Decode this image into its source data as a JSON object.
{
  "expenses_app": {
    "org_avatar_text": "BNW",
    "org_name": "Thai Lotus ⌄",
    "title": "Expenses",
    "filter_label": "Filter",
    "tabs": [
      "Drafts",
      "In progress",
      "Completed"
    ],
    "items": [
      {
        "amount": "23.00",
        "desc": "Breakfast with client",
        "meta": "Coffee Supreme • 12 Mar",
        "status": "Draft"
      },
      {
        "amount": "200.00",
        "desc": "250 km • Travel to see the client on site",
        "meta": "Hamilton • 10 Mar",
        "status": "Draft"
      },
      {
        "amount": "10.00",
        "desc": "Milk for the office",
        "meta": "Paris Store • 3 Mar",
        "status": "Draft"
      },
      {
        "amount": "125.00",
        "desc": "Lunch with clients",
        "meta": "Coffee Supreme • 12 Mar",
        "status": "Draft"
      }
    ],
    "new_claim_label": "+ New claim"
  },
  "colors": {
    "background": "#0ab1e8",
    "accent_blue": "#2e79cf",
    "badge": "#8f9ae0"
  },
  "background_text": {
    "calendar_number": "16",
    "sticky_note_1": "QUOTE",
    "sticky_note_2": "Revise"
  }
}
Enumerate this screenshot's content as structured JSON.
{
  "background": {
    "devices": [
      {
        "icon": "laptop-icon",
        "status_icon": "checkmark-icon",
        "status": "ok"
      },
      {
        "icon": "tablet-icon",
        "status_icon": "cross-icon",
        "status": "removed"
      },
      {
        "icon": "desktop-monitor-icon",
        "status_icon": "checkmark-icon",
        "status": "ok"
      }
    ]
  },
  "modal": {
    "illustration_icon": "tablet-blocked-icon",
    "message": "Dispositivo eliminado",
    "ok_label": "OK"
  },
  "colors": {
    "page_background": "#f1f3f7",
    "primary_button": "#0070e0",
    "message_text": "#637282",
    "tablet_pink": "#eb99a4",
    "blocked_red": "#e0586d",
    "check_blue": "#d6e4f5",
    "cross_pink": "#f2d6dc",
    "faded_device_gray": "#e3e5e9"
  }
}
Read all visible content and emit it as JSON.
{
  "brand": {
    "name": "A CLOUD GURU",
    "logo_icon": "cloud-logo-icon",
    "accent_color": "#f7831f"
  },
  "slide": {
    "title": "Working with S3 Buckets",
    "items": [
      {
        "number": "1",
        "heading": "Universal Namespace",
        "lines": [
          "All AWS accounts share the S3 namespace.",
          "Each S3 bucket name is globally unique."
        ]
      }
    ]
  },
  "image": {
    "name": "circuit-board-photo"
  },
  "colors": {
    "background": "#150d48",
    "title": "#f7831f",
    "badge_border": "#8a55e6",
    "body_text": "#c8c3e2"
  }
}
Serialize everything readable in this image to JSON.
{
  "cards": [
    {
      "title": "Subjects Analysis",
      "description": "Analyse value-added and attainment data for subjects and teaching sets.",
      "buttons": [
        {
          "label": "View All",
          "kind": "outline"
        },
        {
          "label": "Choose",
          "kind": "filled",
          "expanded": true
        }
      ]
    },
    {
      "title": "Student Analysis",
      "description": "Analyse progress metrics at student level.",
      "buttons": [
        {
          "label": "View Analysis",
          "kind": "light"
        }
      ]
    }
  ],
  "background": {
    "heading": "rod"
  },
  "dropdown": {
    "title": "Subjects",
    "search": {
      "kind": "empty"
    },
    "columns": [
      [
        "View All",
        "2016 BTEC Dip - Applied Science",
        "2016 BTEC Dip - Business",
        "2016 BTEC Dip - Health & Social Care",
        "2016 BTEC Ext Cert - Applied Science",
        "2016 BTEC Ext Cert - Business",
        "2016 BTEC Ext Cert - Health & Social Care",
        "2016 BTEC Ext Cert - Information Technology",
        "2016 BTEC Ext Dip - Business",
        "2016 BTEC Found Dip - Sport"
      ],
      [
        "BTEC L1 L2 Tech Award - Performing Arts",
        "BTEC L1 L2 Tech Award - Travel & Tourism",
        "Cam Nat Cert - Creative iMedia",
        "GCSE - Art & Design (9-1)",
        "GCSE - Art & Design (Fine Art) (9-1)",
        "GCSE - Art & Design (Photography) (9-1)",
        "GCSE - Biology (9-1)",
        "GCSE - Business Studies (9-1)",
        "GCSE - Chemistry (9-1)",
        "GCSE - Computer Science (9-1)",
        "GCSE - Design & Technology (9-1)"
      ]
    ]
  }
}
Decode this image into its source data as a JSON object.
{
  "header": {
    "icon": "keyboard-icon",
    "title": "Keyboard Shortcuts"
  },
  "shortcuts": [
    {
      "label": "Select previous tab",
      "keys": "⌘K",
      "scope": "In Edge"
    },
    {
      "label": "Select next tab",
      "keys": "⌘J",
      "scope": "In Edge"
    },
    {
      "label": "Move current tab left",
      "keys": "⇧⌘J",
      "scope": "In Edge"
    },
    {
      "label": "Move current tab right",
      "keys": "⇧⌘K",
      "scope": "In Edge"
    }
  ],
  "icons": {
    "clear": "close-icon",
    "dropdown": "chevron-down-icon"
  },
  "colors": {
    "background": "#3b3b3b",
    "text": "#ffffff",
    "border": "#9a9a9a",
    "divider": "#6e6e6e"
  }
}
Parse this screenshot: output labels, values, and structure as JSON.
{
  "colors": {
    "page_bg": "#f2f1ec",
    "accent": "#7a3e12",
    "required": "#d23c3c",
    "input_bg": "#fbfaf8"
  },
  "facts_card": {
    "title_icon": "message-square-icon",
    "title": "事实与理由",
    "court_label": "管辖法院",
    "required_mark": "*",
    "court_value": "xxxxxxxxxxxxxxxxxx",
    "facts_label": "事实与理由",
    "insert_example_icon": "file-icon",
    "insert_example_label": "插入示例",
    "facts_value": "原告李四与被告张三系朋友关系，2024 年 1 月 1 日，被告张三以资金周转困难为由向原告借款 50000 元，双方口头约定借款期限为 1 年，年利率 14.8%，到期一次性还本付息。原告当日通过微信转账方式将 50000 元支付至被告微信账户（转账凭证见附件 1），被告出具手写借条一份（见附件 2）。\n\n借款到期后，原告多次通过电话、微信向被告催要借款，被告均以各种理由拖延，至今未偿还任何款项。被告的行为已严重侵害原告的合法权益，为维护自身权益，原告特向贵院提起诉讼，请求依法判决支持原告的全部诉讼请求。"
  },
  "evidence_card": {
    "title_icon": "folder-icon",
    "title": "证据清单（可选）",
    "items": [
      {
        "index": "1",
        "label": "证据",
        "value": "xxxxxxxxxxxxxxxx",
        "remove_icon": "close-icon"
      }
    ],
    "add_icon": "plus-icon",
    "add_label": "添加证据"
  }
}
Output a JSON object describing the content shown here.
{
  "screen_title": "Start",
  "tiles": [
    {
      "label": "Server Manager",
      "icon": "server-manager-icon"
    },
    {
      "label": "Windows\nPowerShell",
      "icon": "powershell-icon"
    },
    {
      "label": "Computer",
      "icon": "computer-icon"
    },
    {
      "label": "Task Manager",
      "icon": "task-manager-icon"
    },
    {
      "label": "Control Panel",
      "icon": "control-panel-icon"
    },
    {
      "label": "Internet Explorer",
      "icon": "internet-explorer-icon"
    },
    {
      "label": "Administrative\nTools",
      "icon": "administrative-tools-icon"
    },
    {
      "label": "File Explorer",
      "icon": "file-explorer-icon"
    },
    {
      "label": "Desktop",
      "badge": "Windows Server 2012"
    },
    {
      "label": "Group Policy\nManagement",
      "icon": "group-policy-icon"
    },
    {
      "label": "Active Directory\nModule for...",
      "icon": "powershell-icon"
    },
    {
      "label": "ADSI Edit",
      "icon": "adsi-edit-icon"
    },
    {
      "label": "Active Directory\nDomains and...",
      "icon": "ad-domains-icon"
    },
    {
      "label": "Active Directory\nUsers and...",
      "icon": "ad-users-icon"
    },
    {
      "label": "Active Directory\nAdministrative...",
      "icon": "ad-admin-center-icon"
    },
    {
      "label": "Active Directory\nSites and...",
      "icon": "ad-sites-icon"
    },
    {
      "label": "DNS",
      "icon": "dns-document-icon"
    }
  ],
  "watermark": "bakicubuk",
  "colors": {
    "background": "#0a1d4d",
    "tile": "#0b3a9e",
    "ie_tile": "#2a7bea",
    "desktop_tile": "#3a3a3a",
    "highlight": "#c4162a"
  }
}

GIVEN INSTRUCTION.
Pull out the lines above in which the word "dropdown" appears.

CORRECT OUTPUT.
  "dropdown": {
    "dropdown": "chevron-down-icon"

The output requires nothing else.